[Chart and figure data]
* Begin *

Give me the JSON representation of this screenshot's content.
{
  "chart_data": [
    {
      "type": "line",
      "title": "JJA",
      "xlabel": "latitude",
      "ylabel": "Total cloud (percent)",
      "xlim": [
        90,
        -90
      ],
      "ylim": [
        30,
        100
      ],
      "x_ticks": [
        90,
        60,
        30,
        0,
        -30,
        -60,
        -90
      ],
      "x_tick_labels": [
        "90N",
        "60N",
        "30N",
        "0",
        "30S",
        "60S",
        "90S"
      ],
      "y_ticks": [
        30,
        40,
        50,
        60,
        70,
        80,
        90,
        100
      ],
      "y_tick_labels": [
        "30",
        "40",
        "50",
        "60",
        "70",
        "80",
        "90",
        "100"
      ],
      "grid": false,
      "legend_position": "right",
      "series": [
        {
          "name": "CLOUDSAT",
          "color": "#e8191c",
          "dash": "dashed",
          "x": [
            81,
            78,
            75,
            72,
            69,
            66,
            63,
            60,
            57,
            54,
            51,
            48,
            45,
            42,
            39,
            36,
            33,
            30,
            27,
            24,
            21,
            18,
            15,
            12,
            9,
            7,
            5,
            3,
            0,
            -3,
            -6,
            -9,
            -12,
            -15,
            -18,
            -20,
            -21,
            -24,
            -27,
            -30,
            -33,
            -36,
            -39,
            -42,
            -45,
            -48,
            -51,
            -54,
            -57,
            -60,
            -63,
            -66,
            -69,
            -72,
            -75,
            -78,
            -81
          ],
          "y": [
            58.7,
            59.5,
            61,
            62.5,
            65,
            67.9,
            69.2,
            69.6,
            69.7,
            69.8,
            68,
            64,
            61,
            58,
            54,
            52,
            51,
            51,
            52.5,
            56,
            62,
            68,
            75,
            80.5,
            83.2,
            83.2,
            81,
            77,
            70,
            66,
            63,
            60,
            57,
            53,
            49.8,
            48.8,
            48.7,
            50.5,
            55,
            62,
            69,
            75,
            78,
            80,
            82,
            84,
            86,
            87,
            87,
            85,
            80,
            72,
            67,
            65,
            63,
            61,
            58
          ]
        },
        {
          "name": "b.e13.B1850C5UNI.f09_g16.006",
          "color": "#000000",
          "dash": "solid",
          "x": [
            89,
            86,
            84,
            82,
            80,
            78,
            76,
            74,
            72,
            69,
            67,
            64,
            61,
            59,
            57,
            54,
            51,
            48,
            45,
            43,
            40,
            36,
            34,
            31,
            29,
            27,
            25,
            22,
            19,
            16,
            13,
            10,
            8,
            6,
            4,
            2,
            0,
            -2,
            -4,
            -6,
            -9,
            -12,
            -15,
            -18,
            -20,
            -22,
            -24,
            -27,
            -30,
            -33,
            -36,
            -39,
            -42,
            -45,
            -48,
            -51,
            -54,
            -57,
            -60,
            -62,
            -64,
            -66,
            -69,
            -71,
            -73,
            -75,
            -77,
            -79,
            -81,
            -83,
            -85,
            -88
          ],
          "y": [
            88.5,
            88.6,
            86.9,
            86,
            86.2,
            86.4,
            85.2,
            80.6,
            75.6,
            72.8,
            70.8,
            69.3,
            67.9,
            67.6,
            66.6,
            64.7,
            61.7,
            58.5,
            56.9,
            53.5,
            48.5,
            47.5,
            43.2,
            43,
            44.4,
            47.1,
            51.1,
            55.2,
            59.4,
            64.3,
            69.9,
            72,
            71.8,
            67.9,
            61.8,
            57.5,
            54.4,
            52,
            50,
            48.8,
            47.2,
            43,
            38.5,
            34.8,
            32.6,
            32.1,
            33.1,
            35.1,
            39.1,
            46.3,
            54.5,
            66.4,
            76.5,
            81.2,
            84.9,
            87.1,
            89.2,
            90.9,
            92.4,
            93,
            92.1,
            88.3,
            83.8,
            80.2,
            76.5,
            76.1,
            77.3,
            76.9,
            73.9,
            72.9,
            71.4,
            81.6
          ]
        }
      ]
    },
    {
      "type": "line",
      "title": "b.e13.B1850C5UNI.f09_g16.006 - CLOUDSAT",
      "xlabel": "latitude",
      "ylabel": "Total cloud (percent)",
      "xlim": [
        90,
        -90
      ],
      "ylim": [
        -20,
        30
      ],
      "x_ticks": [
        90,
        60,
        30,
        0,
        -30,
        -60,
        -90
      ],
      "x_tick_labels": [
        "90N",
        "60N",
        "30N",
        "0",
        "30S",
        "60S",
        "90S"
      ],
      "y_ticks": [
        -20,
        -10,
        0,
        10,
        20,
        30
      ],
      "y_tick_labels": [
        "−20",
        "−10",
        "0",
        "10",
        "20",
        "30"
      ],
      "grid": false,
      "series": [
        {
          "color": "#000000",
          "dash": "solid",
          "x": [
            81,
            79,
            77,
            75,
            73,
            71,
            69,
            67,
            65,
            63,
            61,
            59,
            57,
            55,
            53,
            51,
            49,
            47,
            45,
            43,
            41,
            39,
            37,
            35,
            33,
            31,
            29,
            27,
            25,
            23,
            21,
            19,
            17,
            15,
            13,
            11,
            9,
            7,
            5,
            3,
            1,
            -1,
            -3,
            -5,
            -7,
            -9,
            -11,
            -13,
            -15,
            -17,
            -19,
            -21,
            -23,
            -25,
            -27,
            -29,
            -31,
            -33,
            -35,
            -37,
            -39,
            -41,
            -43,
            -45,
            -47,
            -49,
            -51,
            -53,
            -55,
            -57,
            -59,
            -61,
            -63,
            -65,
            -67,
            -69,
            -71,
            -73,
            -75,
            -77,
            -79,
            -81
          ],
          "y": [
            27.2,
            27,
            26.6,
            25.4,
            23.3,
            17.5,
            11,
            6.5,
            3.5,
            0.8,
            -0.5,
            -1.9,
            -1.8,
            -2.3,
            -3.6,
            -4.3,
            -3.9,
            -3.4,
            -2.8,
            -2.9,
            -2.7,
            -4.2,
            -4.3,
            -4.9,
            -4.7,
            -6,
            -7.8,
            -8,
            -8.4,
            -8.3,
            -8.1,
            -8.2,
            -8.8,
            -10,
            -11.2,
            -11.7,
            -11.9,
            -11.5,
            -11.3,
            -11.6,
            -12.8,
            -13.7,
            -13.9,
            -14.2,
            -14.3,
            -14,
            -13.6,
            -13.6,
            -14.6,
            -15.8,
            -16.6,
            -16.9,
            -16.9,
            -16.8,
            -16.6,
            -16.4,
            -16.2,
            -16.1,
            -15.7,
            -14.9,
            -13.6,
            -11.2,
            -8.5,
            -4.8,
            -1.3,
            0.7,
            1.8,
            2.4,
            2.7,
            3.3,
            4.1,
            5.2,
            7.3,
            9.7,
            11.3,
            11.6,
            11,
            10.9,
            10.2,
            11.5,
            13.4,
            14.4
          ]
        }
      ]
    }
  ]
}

* End *

#### Directions for this task
Hand back the material above in full, exactly as written.

#### Task answer
Give me the JSON representation of this screenshot's content.
{
  "chart_data": [
    {
      "type": "line",
      "title": "JJA",
      "xlabel": "latitude",
      "ylabel": "Total cloud (percent)",
      "xlim": [
        90,
        -90
      ],
      "ylim": [
        30,
        100
      ],
      "x_ticks": [
        90,
        60,
        30,
        0,
        -30,
        -60,
        -90
      ],
      "x_tick_labels": [
        "90N",
        "60N",
        "30N",
        "0",
        "30S",
        "60S",
        "90S"
      ],
      "y_ticks": [
        30,
        40,
        50,
        60,
        70,
        80,
        90,
        100
      ],
      "y_tick_labels": [
        "30",
        "40",
        "50",
        "60",
        "70",
        "80",
        "90",
        "100"
      ],
      "grid": false,
      "legend_position": "right",
      "series": [
        {
          "name": "CLOUDSAT",
          "color": "#e8191c",
          "dash": "dashed",
          "x": [
            81,
            78,
            75,
            72,
            69,
            66,
            63,
            60,
            57,
            54,
            51,
            48,
            45,
            42,
            39,
            36,
            33,
            30,
            27,
            24,
            21,
            18,
            15,
            12,
            9,
            7,
            5,
            3,
            0,
            -3,
            -6,
            -9,
            -12,
            -15,
            -18,
            -20,
            -21,
            -24,
            -27,
            -30,
            -33,
            -36,
            -39,
            -42,
            -45,
            -48,
            -51,
            -54,
            -57,
            -60,
            -63,
            -66,
            -69,
            -72,
            -75,
            -78,
            -81
          ],
          "y": [
            58.7,
            59.5,
            61,
            62.5,
            65,
            67.9,
            69.2,
            69.6,
            69.7,
            69.8,
            68,
            64,
            61,
            58,
            54,
            52,
            51,
            51,
            52.5,
            56,
            62,
            68,
            75,
            80.5,
            83.2,
            83.2,
            81,
            77,
            70,
            66,
            63,
            60,
            57,
            53,
            49.8,
            48.8,
            48.7,
            50.5,
            55,
            62,
            69,
            75,
            78,
            80,
            82,
            84,
            86,
            87,
            87,
            85,
            80,
            72,
            67,
            65,
            63,
            61,
            58
          ]
        },
        {
          "name": "b.e13.B1850C5UNI.f09_g16.006",
          "color": "#000000",
          "dash": "solid",
          "x": [
            89,
            86,
            84,
            82,
            80,
            78,
            76,
            74,
            72,
            69,
            67,
            64,
            61,
            59,
            57,
            54,
            51,
            48,
            45,
            43,
            40,
            36,
            34,
            31,
            29,
            27,
            25,
            22,
            19,
            16,
            13,
            10,
            8,
            6,
            4,
            2,
            0,
            -2,
            -4,
            -6,
            -9,
            -12,
            -15,
            -18,
            -20,
            -22,
            -24,
            -27,
            -30,
            -33,
            -36,
            -39,
            -42,
            -45,
            -48,
            -51,
            -54,
            -57,
            -60,
            -62,
            -64,
            -66,
            -69,
            -71,
            -73,
            -75,
            -77,
            -79,
            -81,
            -83,
            -85,
            -88
          ],
          "y": [
            88.5,
            88.6,
            86.9,
            86,
            86.2,
            86.4,
            85.2,
            80.6,
            75.6,
            72.8,
            70.8,
            69.3,
            67.9,
            67.6,
            66.6,
            64.7,
            61.7,
            58.5,
            56.9,
            53.5,
            48.5,
            47.5,
            43.2,
            43,
            44.4,
            47.1,
            51.1,
            55.2,
            59.4,
            64.3,
            69.9,
            72,
            71.8,
            67.9,
            61.8,
            57.5,
            54.4,
            52,
            50,
            48.8,
            47.2,
            43,
            38.5,
            34.8,
            32.6,
            32.1,
            33.1,
            35.1,
            39.1,
            46.3,
            54.5,
            66.4,
            76.5,
            81.2,
            84.9,
            87.1,
            89.2,
            90.9,
            92.4,
            93,
            92.1,
            88.3,
            83.8,
            80.2,
            76.5,
            76.1,
            77.3,
            76.9,
            73.9,
            72.9,
            71.4,
            81.6
          ]
        }
      ]
    },
    {
      "type": "line",
      "title": "b.e13.B1850C5UNI.f09_g16.006 - CLOUDSAT",
      "xlabel": "latitude",
      "ylabel": "Total cloud (percent)",
      "xlim": [
        90,
        -90
      ],
      "ylim": [
        -20,
        30
      ],
      "x_ticks": [
        90,
        60,
        30,
        0,
        -30,
        -60,
        -90
      ],
      "x_tick_labels": [
        "90N",
        "60N",
        "30N",
        "0",
        "30S",
        "60S",
        "90S"
      ],
      "y_ticks": [
        -20,
        -10,
        0,
        10,
        20,
        30
      ],
      "y_tick_labels": [
        "−20",
        "−10",
        "0",
        "10",
        "20",
        "30"
      ],
      "grid": false,
      "series": [
        {
          "color": "#000000",
          "dash": "solid",
          "x": [
            81,
            79,
            77,
            75,
            73,
            71,
            69,
            67,
            65,
            63,
            61,
            59,
            57,
            55,
            53,
            51,
            49,
            47,
            45,
            43,
            41,
            39,
            37,
            35,
            33,
            31,
            29,
            27,
            25,
            23,
            21,
            19,
            17,
            15,
            13,
            11,
            9,
            7,
            5,
            3,
            1,
            -1,
            -3,
            -5,
            -7,
            -9,
            -11,
            -13,
            -15,
            -17,
            -19,
            -21,
            -23,
            -25,
            -27,
            -29,
            -31,
            -33,
            -35,
            -37,
            -39,
            -41,
            -43,
            -45,
            -47,
            -49,
            -51,
            -53,
            -55,
            -57,
            -59,
            -61,
            -63,
            -65,
            -67,
            -69,
            -71,
            -73,
            -75,
            -77,
            -79,
            -81
          ],
          "y": [
            27.2,
            27,
            26.6,
            25.4,
            23.3,
            17.5,
            11,
            6.5,
            3.5,
            0.8,
            -0.5,
            -1.9,
            -1.8,
            -2.3,
            -3.6,
            -4.3,
            -3.9,
            -3.4,
            -2.8,
            -2.9,
            -2.7,
            -4.2,
            -4.3,
            -4.9,
            -4.7,
            -6,
            -7.8,
            -8,
            -8.4,
            -8.3,
            -8.1,
            -8.2,
            -8.8,
            -10,
            -11.2,
            -11.7,
            -11.9,
            -11.5,
            -11.3,
            -11.6,
            -12.8,
            -13.7,
            -13.9,
            -14.2,
            -14.3,
            -14,
            -13.6,
            -13.6,
            -14.6,
            -15.8,
            -16.6,
            -16.9,
            -16.9,
            -16.8,
            -16.6,
            -16.4,
            -16.2,
            -16.1,
            -15.7,
            -14.9,
            -13.6,
            -11.2,
            -8.5,
            -4.8,
            -1.3,
            0.7,
            1.8,
            2.4,
            2.7,
            3.3,
            4.1,
            5.2,
            7.3,
            9.7,
            11.3,
            11.6,
            11,
            10.9,
            10.2,
            11.5,
            13.4,
            14.4
          ]
        }
      ]
    }
  ]
}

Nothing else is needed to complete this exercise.